▸ INSTRUCTION:
Take each line containing the word "Morfina" and copy it.

§

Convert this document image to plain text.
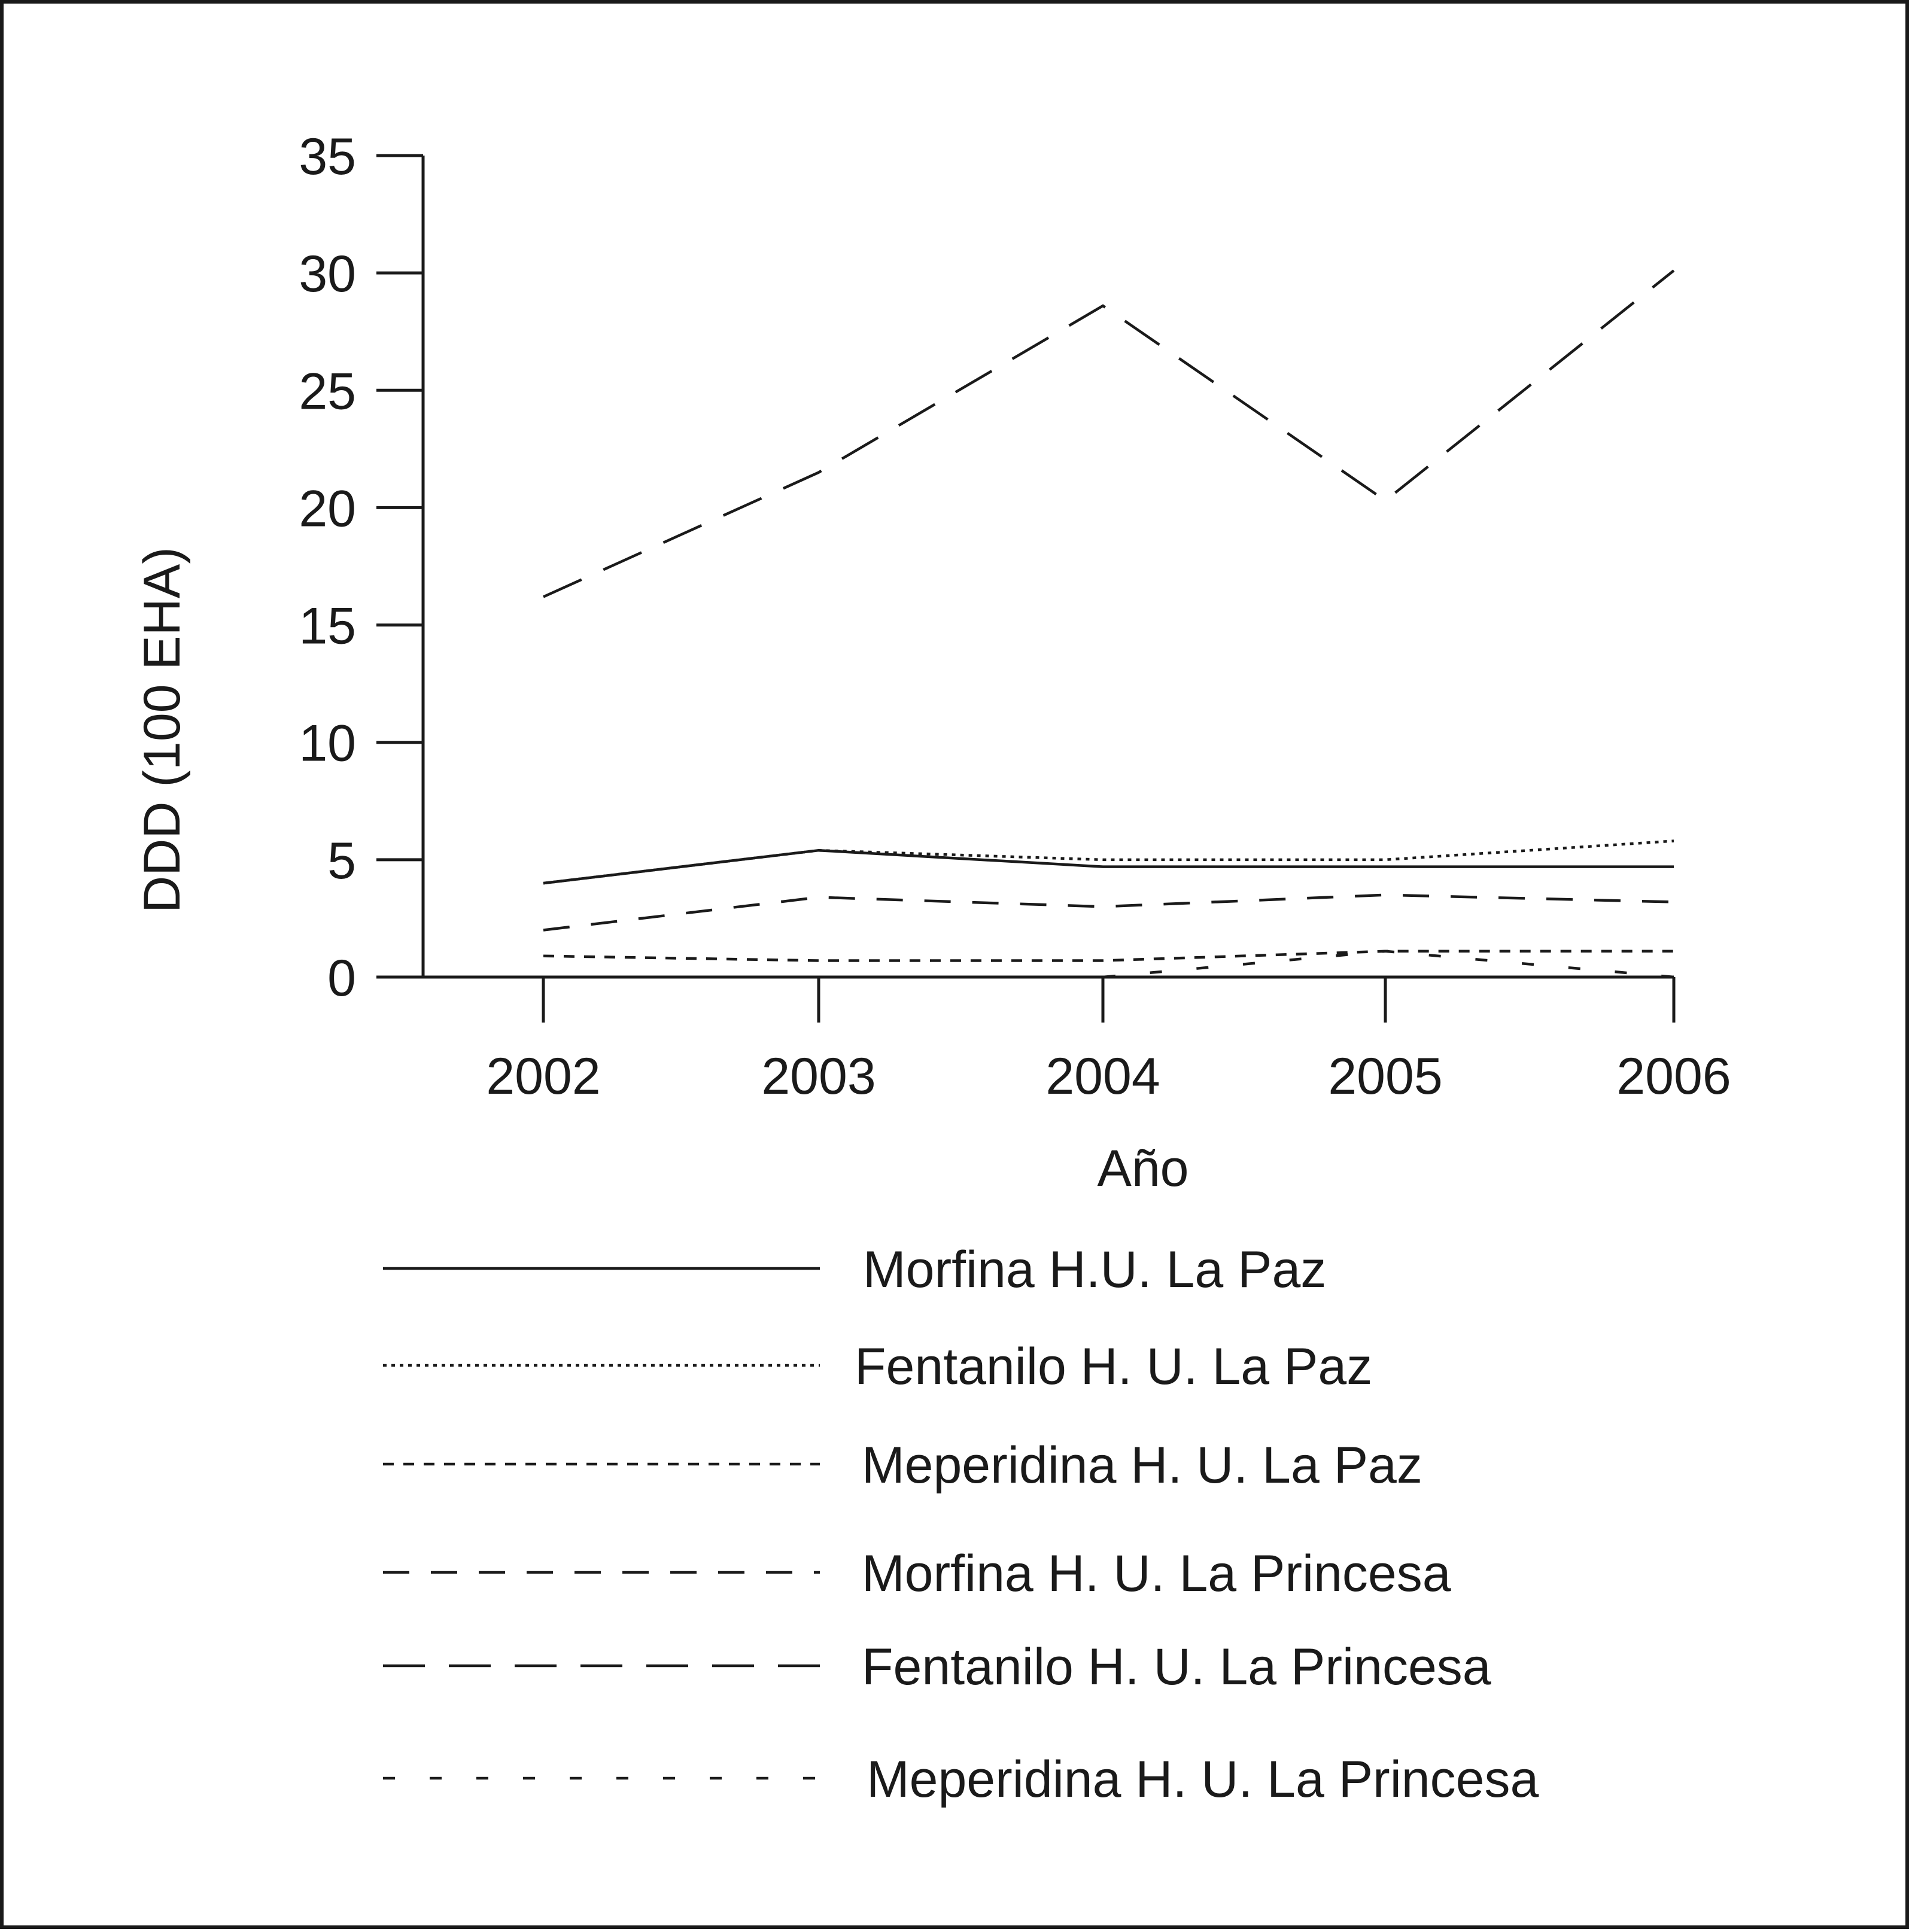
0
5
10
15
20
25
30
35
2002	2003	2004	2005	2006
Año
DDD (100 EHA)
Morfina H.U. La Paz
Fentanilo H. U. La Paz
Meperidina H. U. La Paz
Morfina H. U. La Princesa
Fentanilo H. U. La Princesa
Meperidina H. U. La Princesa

§

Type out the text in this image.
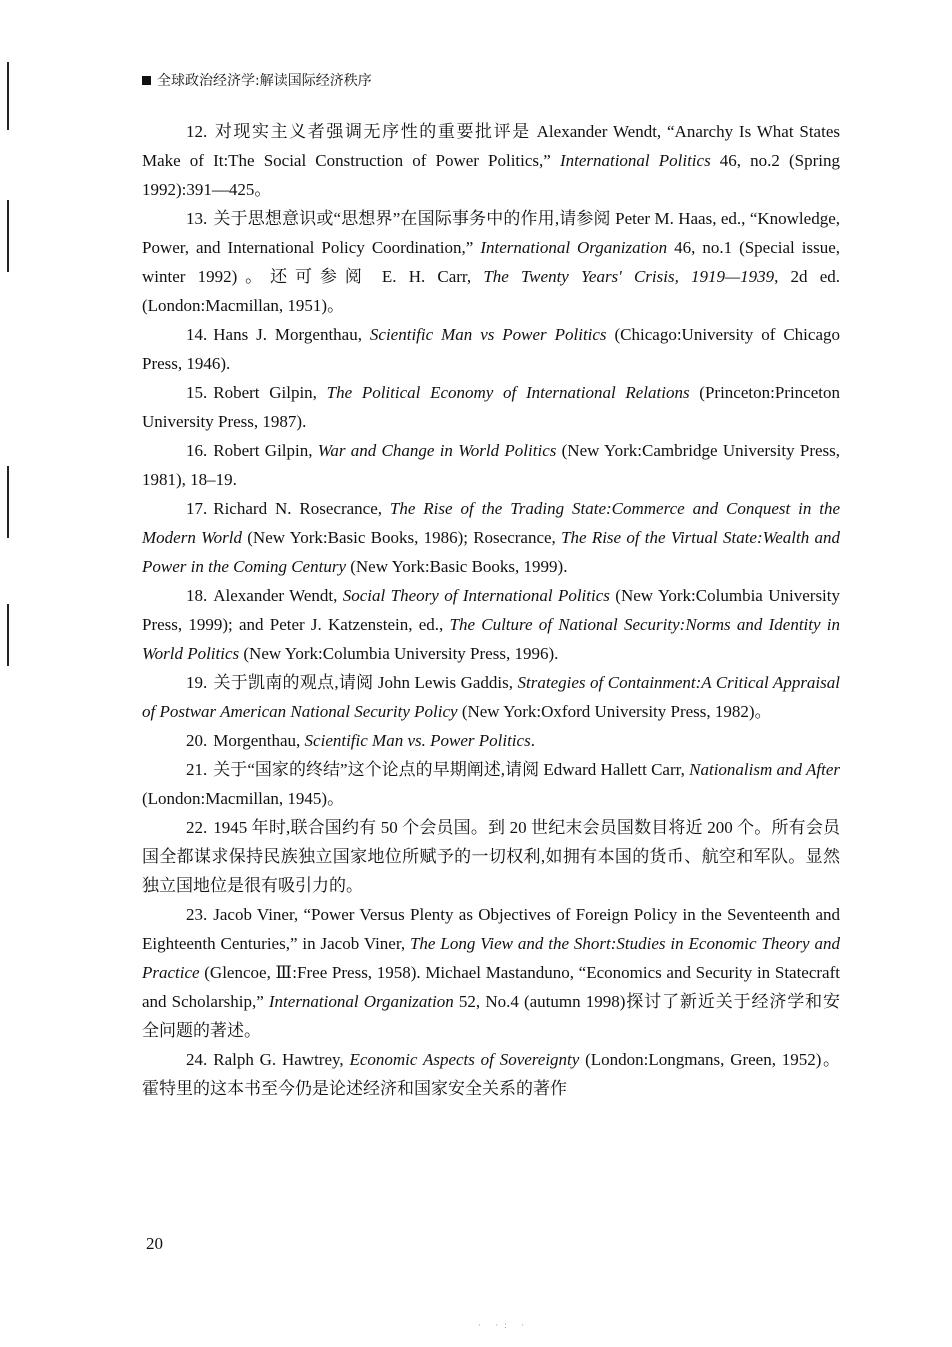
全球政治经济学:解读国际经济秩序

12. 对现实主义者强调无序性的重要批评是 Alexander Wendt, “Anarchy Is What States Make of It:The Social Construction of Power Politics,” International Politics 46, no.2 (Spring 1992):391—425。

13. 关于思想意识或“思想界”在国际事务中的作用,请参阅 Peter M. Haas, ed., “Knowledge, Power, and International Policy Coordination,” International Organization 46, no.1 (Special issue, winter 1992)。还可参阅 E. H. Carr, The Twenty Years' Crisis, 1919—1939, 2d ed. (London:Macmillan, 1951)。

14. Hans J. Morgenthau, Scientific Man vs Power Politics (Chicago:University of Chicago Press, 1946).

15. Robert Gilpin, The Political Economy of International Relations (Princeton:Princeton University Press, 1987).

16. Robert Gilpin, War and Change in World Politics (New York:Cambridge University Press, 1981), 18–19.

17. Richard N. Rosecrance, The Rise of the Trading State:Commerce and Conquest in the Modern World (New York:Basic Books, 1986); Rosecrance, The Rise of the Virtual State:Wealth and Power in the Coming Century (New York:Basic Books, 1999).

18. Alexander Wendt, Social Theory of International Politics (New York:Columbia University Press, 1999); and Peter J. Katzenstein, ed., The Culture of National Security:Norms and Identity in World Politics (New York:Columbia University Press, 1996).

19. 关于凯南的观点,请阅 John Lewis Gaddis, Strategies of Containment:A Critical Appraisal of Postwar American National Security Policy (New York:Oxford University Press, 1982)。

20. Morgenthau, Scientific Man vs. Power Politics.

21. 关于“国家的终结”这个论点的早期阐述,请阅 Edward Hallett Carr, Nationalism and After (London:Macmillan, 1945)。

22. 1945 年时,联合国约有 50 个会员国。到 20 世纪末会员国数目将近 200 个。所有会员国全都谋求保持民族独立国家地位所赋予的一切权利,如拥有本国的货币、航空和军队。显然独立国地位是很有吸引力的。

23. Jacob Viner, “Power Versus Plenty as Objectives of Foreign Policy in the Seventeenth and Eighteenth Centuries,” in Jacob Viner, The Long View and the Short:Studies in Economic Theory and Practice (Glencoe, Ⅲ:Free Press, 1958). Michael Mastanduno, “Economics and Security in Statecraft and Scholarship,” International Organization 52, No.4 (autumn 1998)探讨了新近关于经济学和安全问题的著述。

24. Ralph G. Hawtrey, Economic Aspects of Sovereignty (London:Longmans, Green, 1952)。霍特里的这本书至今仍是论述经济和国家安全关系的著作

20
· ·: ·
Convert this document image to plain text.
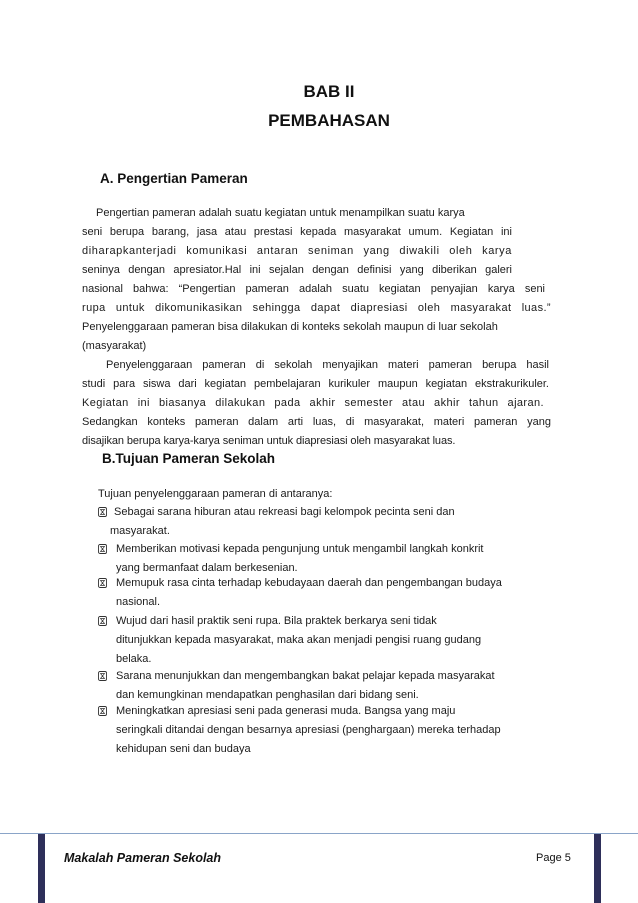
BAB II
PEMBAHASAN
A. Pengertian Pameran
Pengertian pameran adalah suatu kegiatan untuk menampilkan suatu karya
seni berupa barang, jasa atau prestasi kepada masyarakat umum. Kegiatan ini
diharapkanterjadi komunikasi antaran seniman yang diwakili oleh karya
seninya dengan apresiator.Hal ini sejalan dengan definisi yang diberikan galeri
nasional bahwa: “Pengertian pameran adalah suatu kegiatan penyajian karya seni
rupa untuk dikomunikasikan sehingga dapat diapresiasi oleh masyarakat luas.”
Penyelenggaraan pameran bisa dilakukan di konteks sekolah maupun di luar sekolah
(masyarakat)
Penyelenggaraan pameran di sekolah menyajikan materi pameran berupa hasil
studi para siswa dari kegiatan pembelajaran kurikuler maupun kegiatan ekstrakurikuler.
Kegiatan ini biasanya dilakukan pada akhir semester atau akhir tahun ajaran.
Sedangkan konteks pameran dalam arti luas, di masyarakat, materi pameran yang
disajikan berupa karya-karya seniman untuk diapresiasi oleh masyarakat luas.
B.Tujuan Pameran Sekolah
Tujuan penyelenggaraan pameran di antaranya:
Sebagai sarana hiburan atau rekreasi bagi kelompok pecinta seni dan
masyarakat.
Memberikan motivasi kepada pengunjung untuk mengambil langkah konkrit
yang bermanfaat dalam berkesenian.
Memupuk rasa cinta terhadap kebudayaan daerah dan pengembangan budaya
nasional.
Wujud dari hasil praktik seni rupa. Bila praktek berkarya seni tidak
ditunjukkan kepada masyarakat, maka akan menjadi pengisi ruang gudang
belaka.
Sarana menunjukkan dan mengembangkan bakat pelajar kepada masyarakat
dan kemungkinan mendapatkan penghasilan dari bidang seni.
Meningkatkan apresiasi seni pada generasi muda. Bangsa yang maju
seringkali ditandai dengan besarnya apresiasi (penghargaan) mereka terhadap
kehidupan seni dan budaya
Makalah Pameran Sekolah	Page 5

§

▸ ANSWER TO THIS PROBLEM:
Morfina H.U. La Paz
Morfina H. U. La Princesa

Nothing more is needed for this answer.